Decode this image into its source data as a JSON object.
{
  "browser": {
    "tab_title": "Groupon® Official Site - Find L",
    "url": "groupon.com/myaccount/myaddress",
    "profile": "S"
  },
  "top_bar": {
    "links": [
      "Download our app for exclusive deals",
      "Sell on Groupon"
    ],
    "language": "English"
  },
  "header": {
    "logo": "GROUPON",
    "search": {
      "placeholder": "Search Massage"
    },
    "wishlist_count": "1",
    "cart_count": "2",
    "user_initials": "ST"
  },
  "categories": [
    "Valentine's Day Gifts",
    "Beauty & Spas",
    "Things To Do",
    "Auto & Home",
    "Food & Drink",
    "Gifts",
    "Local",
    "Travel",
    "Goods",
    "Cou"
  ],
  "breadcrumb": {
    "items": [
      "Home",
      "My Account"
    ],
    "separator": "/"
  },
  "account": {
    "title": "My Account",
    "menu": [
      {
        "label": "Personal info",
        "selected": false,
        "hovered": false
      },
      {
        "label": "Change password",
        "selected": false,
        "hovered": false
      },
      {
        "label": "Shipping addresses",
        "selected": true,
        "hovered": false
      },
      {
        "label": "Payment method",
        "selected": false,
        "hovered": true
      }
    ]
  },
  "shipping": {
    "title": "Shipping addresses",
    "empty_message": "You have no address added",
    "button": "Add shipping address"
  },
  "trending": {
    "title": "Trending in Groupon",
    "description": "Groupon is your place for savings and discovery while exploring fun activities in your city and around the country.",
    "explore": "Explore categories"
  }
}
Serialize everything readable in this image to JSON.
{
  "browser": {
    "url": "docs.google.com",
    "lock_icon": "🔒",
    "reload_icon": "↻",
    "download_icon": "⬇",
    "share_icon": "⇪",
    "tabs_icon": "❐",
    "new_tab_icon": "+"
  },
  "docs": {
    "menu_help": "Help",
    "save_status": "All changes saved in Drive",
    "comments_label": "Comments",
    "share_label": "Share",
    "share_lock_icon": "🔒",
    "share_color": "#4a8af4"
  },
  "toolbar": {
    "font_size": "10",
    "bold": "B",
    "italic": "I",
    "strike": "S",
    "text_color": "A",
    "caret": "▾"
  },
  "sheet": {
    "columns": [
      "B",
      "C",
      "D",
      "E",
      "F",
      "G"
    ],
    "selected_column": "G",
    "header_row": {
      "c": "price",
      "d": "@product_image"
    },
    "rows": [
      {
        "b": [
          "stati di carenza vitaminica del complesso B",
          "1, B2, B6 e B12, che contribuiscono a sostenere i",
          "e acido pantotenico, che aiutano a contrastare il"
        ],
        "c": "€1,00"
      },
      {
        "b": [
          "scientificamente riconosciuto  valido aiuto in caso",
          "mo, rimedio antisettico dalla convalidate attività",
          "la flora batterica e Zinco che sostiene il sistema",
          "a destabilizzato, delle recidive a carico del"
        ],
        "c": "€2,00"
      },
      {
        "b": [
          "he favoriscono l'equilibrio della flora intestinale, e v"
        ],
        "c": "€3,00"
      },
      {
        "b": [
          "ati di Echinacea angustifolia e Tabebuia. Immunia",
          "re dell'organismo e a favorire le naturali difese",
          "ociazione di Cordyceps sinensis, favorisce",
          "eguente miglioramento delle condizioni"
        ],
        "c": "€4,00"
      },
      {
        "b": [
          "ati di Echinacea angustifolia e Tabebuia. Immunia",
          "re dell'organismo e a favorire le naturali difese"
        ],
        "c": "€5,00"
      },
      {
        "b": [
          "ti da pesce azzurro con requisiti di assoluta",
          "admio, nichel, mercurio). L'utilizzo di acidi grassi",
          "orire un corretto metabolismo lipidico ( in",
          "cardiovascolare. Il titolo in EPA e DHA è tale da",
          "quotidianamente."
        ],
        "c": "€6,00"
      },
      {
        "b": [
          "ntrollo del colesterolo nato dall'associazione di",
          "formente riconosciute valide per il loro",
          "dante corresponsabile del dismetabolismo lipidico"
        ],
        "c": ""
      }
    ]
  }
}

| Work instructions |
Using the data above, output each line exactly.

| Correct output |
Decode this image into its source data as a JSON object.
{
  "browser": {
    "tab_title": "Groupon® Official Site - Find L",
    "url": "groupon.com/myaccount/myaddress",
    "profile": "S"
  },
  "top_bar": {
    "links": [
      "Download our app for exclusive deals",
      "Sell on Groupon"
    ],
    "language": "English"
  },
  "header": {
    "logo": "GROUPON",
    "search": {
      "placeholder": "Search Massage"
    },
    "wishlist_count": "1",
    "cart_count": "2",
    "user_initials": "ST"
  },
  "categories": [
    "Valentine's Day Gifts",
    "Beauty & Spas",
    "Things To Do",
    "Auto & Home",
    "Food & Drink",
    "Gifts",
    "Local",
    "Travel",
    "Goods",
    "Cou"
  ],
  "breadcrumb": {
    "items": [
      "Home",
      "My Account"
    ],
    "separator": "/"
  },
  "account": {
    "title": "My Account",
    "menu": [
      {
        "label": "Personal info",
        "selected": false,
        "hovered": false
      },
      {
        "label": "Change password",
        "selected": false,
        "hovered": false
      },
      {
        "label": "Shipping addresses",
        "selected": true,
        "hovered": false
      },
      {
        "label": "Payment method",
        "selected": false,
        "hovered": true
      }
    ]
  },
  "shipping": {
    "title": "Shipping addresses",
    "empty_message": "You have no address added",
    "button": "Add shipping address"
  },
  "trending": {
    "title": "Trending in Groupon",
    "description": "Groupon is your place for savings and discovery while exploring fun activities in your city and around the country.",
    "explore": "Explore categories"
  }
}
Serialize everything readable in this image to JSON.
{
  "browser": {
    "url": "docs.google.com",
    "lock_icon": "🔒",
    "reload_icon": "↻",
    "download_icon": "⬇",
    "share_icon": "⇪",
    "tabs_icon": "❐",
    "new_tab_icon": "+"
  },
  "docs": {
    "menu_help": "Help",
    "save_status": "All changes saved in Drive",
    "comments_label": "Comments",
    "share_label": "Share",
    "share_lock_icon": "🔒",
    "share_color": "#4a8af4"
  },
  "toolbar": {
    "font_size": "10",
    "bold": "B",
    "italic": "I",
    "strike": "S",
    "text_color": "A",
    "caret": "▾"
  },
  "sheet": {
    "columns": [
      "B",
      "C",
      "D",
      "E",
      "F",
      "G"
    ],
    "selected_column": "G",
    "header_row": {
      "c": "price",
      "d": "@product_image"
    },
    "rows": [
      {
        "b": [
          "stati di carenza vitaminica del complesso B",
          "1, B2, B6 e B12, che contribuiscono a sostenere i",
          "e acido pantotenico, che aiutano a contrastare il"
        ],
        "c": "€1,00"
      },
      {
        "b": [
          "scientificamente riconosciuto  valido aiuto in caso",
          "mo, rimedio antisettico dalla convalidate attività",
          "la flora batterica e Zinco che sostiene il sistema",
          "a destabilizzato, delle recidive a carico del"
        ],
        "c": "€2,00"
      },
      {
        "b": [
          "he favoriscono l'equilibrio della flora intestinale, e v"
        ],
        "c": "€3,00"
      },
      {
        "b": [
          "ati di Echinacea angustifolia e Tabebuia. Immunia",
          "re dell'organismo e a favorire le naturali difese",
          "ociazione di Cordyceps sinensis, favorisce",
          "eguente miglioramento delle condizioni"
        ],
        "c": "€4,00"
      },
      {
        "b": [
          "ati di Echinacea angustifolia e Tabebuia. Immunia",
          "re dell'organismo e a favorire le naturali difese"
        ],
        "c": "€5,00"
      },
      {
        "b": [
          "ti da pesce azzurro con requisiti di assoluta",
          "admio, nichel, mercurio). L'utilizzo di acidi grassi",
          "orire un corretto metabolismo lipidico ( in",
          "cardiovascolare. Il titolo in EPA e DHA è tale da",
          "quotidianamente."
        ],
        "c": "€6,00"
      },
      {
        "b": [
          "ntrollo del colesterolo nato dall'associazione di",
          "formente riconosciute valide per il loro",
          "dante corresponsabile del dismetabolismo lipidico"
        ],
        "c": ""
      }
    ]
  }
}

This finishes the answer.